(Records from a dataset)
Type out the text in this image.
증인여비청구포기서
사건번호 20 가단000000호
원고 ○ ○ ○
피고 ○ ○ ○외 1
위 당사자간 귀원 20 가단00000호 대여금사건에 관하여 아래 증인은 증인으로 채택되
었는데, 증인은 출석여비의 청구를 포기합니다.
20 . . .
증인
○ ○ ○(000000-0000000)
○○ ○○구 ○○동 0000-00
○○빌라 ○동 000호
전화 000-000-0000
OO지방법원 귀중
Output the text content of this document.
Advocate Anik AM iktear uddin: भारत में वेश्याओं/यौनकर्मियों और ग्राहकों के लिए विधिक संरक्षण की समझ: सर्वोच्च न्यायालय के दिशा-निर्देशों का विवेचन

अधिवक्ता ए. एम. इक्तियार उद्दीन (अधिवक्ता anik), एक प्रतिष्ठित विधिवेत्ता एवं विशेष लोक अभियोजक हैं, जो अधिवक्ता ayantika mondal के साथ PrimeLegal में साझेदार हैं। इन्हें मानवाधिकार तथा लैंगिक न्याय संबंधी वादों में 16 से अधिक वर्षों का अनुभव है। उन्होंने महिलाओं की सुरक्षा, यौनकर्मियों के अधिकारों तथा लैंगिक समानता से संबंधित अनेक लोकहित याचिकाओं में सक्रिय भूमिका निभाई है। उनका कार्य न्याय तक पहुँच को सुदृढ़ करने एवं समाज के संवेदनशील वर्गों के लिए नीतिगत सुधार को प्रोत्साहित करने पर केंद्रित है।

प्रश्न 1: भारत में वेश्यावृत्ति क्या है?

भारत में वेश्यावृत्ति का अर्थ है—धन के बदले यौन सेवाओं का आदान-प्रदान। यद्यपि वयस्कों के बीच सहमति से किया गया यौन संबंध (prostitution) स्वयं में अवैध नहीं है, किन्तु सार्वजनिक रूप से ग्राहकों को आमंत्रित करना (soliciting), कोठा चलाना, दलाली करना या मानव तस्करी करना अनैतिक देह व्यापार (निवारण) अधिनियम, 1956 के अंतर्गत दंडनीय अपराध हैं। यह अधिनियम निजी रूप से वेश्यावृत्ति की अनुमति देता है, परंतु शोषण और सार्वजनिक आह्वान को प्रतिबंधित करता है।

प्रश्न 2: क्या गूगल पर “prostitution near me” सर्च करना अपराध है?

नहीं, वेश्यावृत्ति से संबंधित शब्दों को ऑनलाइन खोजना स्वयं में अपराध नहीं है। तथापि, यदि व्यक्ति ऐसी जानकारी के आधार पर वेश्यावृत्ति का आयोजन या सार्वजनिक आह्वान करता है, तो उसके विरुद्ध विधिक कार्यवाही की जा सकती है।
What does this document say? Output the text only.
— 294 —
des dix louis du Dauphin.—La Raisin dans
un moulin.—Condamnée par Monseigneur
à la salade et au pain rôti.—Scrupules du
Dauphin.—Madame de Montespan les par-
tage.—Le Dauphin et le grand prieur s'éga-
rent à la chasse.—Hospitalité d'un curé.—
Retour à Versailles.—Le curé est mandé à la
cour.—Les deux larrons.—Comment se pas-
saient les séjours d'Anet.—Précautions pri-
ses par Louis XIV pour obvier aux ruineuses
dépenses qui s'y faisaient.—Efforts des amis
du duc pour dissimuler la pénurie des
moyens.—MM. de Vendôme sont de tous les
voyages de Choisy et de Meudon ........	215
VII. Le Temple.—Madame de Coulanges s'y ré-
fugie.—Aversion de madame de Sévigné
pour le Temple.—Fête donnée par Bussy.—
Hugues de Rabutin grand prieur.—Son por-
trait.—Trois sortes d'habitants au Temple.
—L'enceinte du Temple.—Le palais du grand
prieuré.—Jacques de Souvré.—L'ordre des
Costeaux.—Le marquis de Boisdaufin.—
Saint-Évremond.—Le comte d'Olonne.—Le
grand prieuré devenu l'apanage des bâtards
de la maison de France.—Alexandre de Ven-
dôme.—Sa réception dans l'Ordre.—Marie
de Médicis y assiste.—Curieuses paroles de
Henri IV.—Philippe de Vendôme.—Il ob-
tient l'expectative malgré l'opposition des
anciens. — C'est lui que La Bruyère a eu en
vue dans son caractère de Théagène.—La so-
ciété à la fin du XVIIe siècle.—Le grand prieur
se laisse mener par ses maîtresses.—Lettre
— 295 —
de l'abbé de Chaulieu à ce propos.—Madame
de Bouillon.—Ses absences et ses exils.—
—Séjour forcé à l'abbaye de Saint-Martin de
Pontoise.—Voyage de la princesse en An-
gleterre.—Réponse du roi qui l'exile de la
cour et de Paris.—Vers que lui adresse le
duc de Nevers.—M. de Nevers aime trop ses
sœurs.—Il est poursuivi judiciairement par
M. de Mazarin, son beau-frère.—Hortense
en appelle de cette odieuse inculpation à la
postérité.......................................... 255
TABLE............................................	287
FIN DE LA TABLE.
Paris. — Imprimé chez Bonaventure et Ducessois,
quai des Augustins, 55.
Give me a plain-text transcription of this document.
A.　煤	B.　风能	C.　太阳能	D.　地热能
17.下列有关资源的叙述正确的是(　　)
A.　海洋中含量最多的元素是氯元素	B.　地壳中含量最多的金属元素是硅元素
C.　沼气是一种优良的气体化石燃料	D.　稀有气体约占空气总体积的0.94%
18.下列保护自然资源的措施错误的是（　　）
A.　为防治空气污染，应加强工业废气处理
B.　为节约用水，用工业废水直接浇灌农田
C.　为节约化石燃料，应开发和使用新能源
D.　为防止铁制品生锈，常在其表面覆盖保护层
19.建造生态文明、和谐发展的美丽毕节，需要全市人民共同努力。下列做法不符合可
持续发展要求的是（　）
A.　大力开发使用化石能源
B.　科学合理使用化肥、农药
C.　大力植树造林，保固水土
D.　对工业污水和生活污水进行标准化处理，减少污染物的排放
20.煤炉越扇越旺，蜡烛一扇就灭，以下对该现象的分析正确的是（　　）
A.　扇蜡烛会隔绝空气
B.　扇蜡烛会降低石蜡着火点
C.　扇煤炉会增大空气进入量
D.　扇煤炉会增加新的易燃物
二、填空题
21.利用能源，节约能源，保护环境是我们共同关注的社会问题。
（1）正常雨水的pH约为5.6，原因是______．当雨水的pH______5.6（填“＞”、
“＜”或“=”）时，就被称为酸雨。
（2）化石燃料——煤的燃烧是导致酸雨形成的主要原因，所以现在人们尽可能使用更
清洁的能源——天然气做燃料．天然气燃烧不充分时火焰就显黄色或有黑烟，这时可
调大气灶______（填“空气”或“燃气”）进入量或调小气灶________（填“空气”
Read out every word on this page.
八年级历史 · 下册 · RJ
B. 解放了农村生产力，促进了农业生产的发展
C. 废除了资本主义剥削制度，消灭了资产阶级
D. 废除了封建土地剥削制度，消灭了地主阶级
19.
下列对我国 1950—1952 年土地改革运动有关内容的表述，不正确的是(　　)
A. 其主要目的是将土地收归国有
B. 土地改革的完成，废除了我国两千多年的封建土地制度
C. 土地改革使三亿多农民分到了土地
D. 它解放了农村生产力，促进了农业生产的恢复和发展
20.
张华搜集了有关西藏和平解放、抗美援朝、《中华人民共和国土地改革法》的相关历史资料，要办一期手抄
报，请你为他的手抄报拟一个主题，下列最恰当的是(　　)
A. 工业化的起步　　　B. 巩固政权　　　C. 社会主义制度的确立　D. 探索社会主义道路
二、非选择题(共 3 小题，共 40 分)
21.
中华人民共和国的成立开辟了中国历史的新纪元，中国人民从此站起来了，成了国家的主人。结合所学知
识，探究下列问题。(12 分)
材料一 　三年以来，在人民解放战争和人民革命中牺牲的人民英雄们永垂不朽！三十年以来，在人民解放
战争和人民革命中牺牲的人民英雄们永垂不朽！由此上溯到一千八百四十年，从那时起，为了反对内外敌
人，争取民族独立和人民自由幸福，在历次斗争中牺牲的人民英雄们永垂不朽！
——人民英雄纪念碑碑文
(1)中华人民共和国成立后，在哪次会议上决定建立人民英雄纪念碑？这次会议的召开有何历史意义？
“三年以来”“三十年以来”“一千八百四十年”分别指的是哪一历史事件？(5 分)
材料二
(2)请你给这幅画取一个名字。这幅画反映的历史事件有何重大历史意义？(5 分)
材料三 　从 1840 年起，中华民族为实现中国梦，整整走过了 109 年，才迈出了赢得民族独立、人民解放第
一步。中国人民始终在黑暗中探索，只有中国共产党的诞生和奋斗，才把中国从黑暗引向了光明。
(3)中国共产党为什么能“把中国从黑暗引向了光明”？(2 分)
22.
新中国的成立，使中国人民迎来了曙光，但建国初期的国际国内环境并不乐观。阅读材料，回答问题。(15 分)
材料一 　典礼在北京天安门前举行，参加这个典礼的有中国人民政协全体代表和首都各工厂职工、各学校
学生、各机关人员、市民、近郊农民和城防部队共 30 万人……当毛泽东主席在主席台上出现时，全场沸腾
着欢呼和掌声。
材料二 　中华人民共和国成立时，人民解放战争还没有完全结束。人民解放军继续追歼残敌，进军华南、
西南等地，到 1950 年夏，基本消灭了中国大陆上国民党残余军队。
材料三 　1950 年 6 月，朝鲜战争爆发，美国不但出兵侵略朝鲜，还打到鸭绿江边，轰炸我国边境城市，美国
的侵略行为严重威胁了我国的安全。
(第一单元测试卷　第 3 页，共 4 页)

** Problem details **
Establish how many lines of the records contain the string "prieuré" and state that number without elaboration.

** Solution **
2